### GOAL
Make an exact copy of the records, with the images left out.

Some records
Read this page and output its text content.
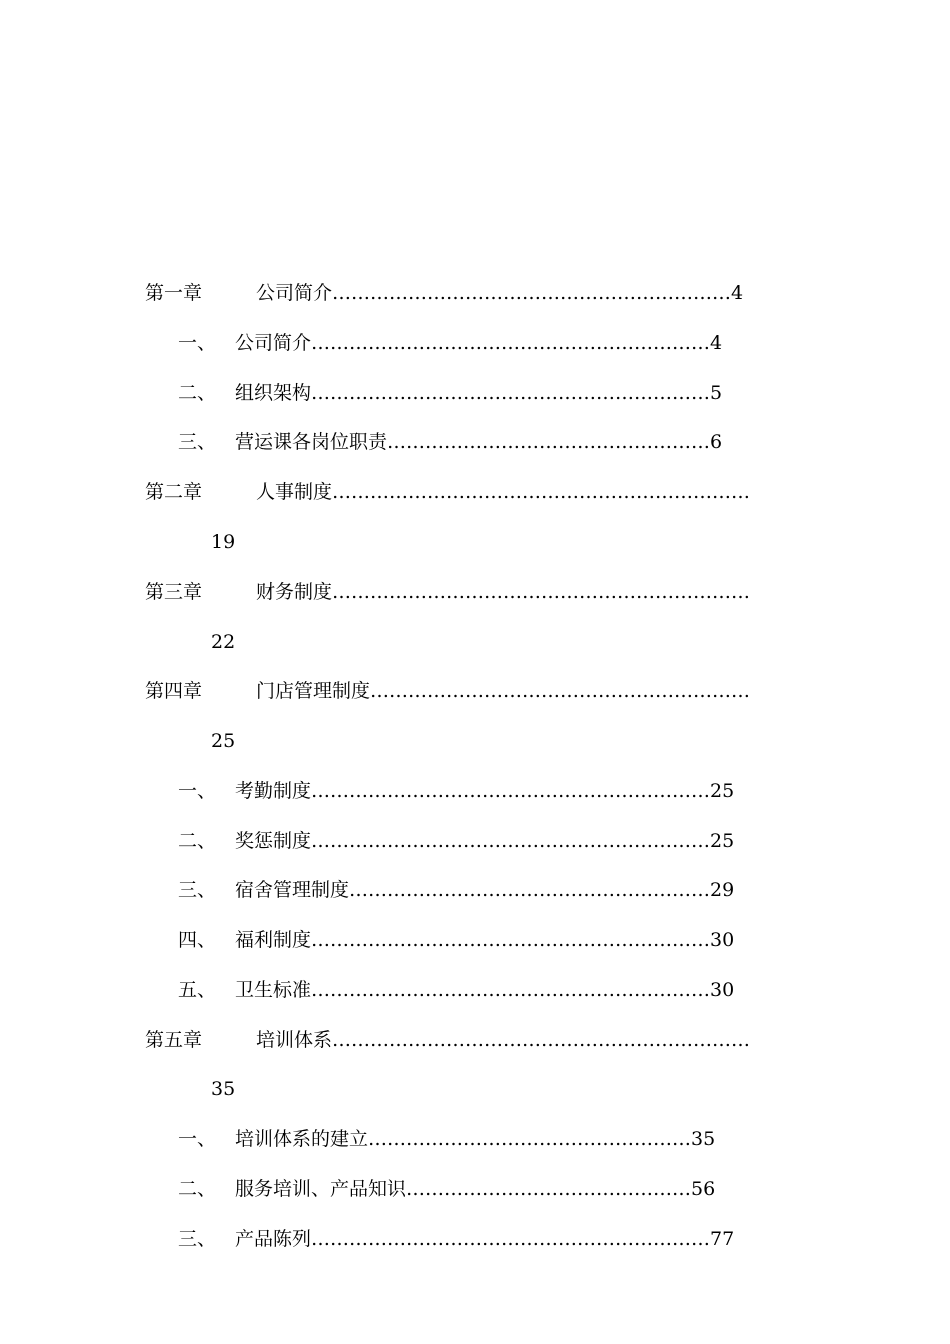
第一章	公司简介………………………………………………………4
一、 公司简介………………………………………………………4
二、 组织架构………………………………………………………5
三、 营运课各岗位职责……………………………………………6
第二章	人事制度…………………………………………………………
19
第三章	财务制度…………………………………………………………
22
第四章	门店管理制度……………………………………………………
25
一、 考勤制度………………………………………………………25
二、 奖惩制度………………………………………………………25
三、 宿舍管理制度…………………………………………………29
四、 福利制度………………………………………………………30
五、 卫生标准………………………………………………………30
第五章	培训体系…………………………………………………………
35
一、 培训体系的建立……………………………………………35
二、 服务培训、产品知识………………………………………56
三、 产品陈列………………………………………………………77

### WRITTEN ANSWER
Read this page and output its text content.
第一章	公司简介………………………………………………………4
一、 公司简介………………………………………………………4
二、 组织架构………………………………………………………5
三、 营运课各岗位职责……………………………………………6
第二章	人事制度…………………………………………………………
19
第三章	财务制度…………………………………………………………
22
第四章	门店管理制度……………………………………………………
25
一、 考勤制度………………………………………………………25
二、 奖惩制度………………………………………………………25
三、 宿舍管理制度…………………………………………………29
四、 福利制度………………………………………………………30
五、 卫生标准………………………………………………………30
第五章	培训体系…………………………………………………………
35
一、 培训体系的建立……………………………………………35
二、 服务培训、产品知识………………………………………56
三、 产品陈列………………………………………………………77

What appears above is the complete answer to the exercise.